Dataset items:
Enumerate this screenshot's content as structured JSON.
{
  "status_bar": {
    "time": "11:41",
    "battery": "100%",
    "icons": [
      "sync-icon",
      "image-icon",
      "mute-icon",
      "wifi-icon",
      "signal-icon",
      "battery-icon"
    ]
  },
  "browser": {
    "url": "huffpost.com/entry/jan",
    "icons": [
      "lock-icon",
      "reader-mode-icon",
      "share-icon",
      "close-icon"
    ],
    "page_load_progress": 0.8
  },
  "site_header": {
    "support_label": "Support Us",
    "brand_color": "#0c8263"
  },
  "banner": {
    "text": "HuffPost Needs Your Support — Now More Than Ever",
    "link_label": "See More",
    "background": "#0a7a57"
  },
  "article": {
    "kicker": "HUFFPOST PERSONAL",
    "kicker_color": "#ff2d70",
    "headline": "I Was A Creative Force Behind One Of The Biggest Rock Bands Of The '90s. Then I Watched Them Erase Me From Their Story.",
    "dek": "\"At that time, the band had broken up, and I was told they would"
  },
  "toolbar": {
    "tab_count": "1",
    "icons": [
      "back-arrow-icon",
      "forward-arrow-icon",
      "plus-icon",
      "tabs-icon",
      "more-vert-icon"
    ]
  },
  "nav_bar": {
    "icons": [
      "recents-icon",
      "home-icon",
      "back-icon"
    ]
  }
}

Task description
Output all preceding records character for character.

Expected answer
Enumerate this screenshot's content as structured JSON.
{
  "status_bar": {
    "time": "11:41",
    "battery": "100%",
    "icons": [
      "sync-icon",
      "image-icon",
      "mute-icon",
      "wifi-icon",
      "signal-icon",
      "battery-icon"
    ]
  },
  "browser": {
    "url": "huffpost.com/entry/jan",
    "icons": [
      "lock-icon",
      "reader-mode-icon",
      "share-icon",
      "close-icon"
    ],
    "page_load_progress": 0.8
  },
  "site_header": {
    "support_label": "Support Us",
    "brand_color": "#0c8263"
  },
  "banner": {
    "text": "HuffPost Needs Your Support — Now More Than Ever",
    "link_label": "See More",
    "background": "#0a7a57"
  },
  "article": {
    "kicker": "HUFFPOST PERSONAL",
    "kicker_color": "#ff2d70",
    "headline": "I Was A Creative Force Behind One Of The Biggest Rock Bands Of The '90s. Then I Watched Them Erase Me From Their Story.",
    "dek": "\"At that time, the band had broken up, and I was told they would"
  },
  "toolbar": {
    "tab_count": "1",
    "icons": [
      "back-arrow-icon",
      "forward-arrow-icon",
      "plus-icon",
      "tabs-icon",
      "more-vert-icon"
    ]
  },
  "nav_bar": {
    "icons": [
      "recents-icon",
      "home-icon",
      "back-icon"
    ]
  }
}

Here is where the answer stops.